**Problem**
Retype the following data line for line, keeping every character unchanged.

**Extracted entries**
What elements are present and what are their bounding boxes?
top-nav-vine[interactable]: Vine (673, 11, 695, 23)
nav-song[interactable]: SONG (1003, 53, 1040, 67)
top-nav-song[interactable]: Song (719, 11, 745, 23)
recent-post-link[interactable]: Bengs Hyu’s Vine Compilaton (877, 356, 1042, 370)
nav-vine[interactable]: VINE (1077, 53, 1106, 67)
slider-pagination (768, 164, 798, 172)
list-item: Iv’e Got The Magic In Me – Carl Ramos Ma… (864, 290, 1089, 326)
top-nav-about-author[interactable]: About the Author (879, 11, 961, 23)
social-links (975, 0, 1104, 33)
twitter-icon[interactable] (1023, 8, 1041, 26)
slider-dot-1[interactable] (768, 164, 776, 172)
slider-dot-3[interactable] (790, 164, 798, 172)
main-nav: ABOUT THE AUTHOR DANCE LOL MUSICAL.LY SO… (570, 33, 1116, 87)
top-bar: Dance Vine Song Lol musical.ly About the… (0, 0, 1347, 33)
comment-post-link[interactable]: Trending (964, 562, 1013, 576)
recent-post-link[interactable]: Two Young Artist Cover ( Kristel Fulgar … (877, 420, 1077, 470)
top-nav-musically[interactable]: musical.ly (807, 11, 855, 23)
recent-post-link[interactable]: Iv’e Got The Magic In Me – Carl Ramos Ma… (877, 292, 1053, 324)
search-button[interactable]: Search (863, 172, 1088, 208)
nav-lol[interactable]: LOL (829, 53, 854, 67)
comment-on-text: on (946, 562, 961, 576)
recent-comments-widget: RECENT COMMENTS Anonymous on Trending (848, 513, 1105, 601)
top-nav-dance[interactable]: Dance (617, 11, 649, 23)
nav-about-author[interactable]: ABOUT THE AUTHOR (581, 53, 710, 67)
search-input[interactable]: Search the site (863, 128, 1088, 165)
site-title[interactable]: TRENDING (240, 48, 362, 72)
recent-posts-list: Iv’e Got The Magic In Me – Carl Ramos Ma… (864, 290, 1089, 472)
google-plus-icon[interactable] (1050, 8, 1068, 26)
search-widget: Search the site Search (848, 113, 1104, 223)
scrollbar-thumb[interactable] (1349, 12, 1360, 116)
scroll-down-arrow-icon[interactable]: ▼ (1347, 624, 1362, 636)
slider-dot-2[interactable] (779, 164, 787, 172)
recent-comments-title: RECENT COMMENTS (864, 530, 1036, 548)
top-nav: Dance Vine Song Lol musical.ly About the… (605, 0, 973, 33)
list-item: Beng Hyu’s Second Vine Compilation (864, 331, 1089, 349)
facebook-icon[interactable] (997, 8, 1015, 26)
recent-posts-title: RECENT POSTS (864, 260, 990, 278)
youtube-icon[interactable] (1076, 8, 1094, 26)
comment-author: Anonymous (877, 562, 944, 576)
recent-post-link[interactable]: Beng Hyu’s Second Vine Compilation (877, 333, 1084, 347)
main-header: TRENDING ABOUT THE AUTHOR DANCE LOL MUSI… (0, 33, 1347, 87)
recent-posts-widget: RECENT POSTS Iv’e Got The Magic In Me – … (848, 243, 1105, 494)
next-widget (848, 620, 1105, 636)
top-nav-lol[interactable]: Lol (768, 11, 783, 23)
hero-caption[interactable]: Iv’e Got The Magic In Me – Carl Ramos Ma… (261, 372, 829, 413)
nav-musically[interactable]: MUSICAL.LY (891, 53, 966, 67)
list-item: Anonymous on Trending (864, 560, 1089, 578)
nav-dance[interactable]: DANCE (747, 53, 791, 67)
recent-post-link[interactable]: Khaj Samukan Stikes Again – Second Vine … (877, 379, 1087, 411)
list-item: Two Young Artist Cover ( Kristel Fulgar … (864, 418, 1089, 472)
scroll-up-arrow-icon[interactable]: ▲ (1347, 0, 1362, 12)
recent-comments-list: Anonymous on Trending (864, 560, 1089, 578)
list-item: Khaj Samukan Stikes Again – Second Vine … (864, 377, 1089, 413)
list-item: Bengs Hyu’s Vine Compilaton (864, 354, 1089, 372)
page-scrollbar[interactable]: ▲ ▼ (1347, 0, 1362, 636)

**The result**
What elements are present and what are their bounding boxes?
top-nav-vine[interactable]: Vine (673, 11, 695, 23)
nav-song[interactable]: SONG (1003, 53, 1040, 67)
top-nav-song[interactable]: Song (719, 11, 745, 23)
recent-post-link[interactable]: Bengs Hyu’s Vine Compilaton (877, 356, 1042, 370)
nav-vine[interactable]: VINE (1077, 53, 1106, 67)
slider-pagination (768, 164, 798, 172)
list-item: Iv’e Got The Magic In Me – Carl Ramos Ma… (864, 290, 1089, 326)
top-nav-about-author[interactable]: About the Author (879, 11, 961, 23)
social-links (975, 0, 1104, 33)
twitter-icon[interactable] (1023, 8, 1041, 26)
slider-dot-1[interactable] (768, 164, 776, 172)
slider-dot-3[interactable] (790, 164, 798, 172)
main-nav: ABOUT THE AUTHOR DANCE LOL MUSICAL.LY SO… (570, 33, 1116, 87)
top-bar: Dance Vine Song Lol musical.ly About the… (0, 0, 1347, 33)
comment-post-link[interactable]: Trending (964, 562, 1013, 576)
recent-post-link[interactable]: Two Young Artist Cover ( Kristel Fulgar … (877, 420, 1077, 470)
top-nav-musically[interactable]: musical.ly (807, 11, 855, 23)
recent-post-link[interactable]: Iv’e Got The Magic In Me – Carl Ramos Ma… (877, 292, 1053, 324)
search-button[interactable]: Search (863, 172, 1088, 208)
nav-lol[interactable]: LOL (829, 53, 854, 67)
comment-on-text: on (946, 562, 961, 576)
recent-comments-widget: RECENT COMMENTS Anonymous on Trending (848, 513, 1105, 601)
top-nav-dance[interactable]: Dance (617, 11, 649, 23)
nav-about-author[interactable]: ABOUT THE AUTHOR (581, 53, 710, 67)
search-input[interactable]: Search the site (863, 128, 1088, 165)
site-title[interactable]: TRENDING (240, 48, 362, 72)
recent-posts-list: Iv’e Got The Magic In Me – Carl Ramos Ma… (864, 290, 1089, 472)
google-plus-icon[interactable] (1050, 8, 1068, 26)
search-widget: Search the site Search (848, 113, 1104, 223)
scrollbar-thumb[interactable] (1349, 12, 1360, 116)
scroll-down-arrow-icon[interactable]: ▼ (1347, 624, 1362, 636)
slider-dot-2[interactable] (779, 164, 787, 172)
recent-comments-title: RECENT COMMENTS (864, 530, 1036, 548)
top-nav: Dance Vine Song Lol musical.ly About the… (605, 0, 973, 33)
list-item: Beng Hyu’s Second Vine Compilation (864, 331, 1089, 349)
facebook-icon[interactable] (997, 8, 1015, 26)
recent-posts-title: RECENT POSTS (864, 260, 990, 278)
youtube-icon[interactable] (1076, 8, 1094, 26)
comment-author: Anonymous (877, 562, 944, 576)
recent-post-link[interactable]: Beng Hyu’s Second Vine Compilation (877, 333, 1084, 347)
main-header: TRENDING ABOUT THE AUTHOR DANCE LOL MUSI… (0, 33, 1347, 87)
recent-posts-widget: RECENT POSTS Iv’e Got The Magic In Me – … (848, 243, 1105, 494)
next-widget (848, 620, 1105, 636)
top-nav-lol[interactable]: Lol (768, 11, 783, 23)
hero-caption[interactable]: Iv’e Got The Magic In Me – Carl Ramos Ma… (261, 372, 829, 413)
nav-musically[interactable]: MUSICAL.LY (891, 53, 966, 67)
list-item: Anonymous on Trending (864, 560, 1089, 578)
nav-dance[interactable]: DANCE (747, 53, 791, 67)
recent-post-link[interactable]: Khaj Samukan Stikes Again – Second Vine … (877, 379, 1087, 411)
list-item: Two Young Artist Cover ( Kristel Fulgar … (864, 418, 1089, 472)
scroll-up-arrow-icon[interactable]: ▲ (1347, 0, 1362, 12)
recent-comments-list: Anonymous on Trending (864, 560, 1089, 578)
list-item: Khaj Samukan Stikes Again – Second Vine … (864, 377, 1089, 413)
list-item: Bengs Hyu’s Vine Compilaton (864, 354, 1089, 372)
page-scrollbar[interactable]: ▲ ▼ (1347, 0, 1362, 636)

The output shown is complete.